** Aim of the task **
Filter out everything except lines holding "document".

** Supplied data **
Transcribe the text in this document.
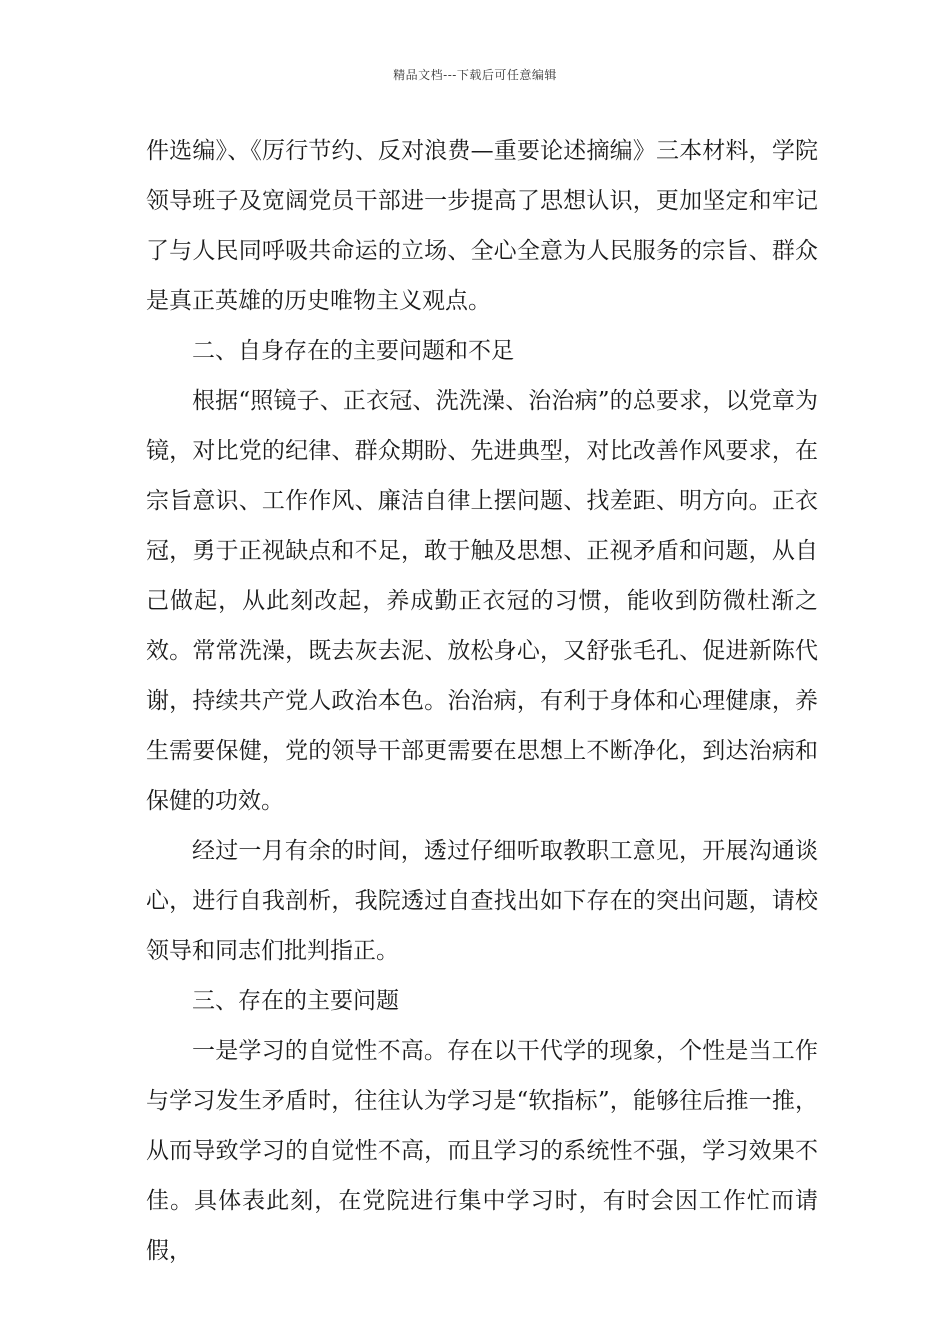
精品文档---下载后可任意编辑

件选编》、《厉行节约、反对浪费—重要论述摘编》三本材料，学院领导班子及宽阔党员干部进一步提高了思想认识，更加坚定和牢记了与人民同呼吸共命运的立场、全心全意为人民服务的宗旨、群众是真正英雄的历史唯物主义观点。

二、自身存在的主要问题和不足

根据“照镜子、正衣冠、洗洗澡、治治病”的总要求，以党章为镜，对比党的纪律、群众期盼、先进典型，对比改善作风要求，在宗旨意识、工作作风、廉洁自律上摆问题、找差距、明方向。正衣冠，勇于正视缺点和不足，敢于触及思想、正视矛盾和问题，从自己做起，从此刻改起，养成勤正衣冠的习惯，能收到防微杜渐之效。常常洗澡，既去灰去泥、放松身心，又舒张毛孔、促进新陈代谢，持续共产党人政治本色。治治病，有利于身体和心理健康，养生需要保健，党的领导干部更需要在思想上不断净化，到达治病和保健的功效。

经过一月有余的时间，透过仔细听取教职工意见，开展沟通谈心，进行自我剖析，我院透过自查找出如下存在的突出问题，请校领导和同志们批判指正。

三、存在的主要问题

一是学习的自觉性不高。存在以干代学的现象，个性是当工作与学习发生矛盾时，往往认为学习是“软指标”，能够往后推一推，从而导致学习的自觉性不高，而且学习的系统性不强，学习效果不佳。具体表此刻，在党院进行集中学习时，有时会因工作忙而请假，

--

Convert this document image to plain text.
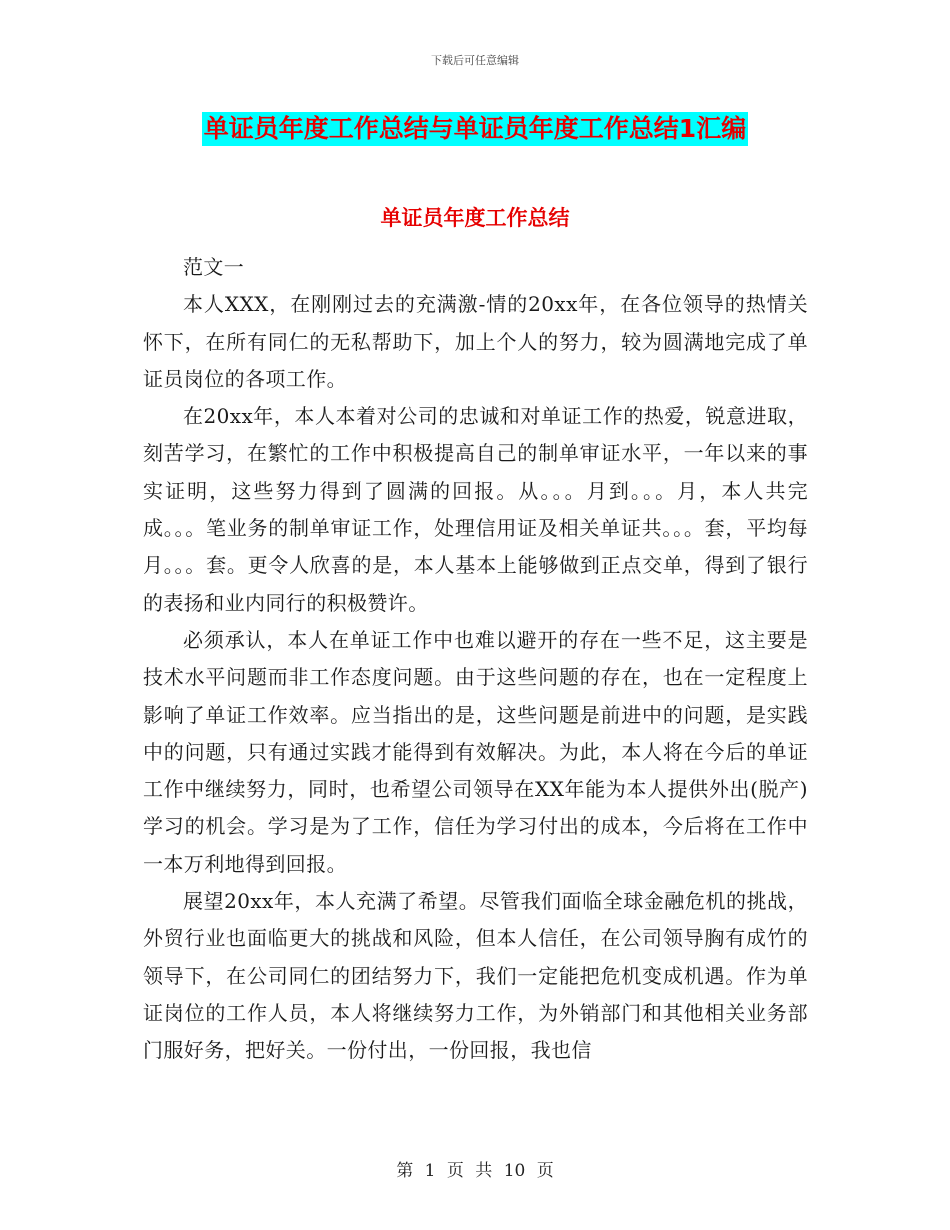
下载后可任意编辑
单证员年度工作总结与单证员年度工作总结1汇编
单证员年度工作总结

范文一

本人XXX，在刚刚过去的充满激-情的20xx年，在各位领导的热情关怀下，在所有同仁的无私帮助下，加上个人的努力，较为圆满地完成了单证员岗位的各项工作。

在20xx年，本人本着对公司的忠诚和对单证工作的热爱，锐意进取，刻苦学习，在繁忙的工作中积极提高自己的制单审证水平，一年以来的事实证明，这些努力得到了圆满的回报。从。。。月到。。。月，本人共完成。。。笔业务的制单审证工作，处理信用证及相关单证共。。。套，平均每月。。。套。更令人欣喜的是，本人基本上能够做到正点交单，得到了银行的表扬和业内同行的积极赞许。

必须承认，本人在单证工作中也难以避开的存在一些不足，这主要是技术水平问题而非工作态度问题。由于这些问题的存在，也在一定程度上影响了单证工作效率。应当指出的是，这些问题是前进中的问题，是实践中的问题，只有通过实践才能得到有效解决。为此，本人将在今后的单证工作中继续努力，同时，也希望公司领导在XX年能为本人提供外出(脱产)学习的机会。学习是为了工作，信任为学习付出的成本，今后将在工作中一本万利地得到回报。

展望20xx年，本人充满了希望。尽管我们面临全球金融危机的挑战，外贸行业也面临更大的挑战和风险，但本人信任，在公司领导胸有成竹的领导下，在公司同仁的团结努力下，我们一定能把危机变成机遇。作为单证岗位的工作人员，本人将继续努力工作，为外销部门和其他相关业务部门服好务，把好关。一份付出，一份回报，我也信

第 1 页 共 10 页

** Expected answer **
Transcribe the text in this document.
Convert this document image to plain text.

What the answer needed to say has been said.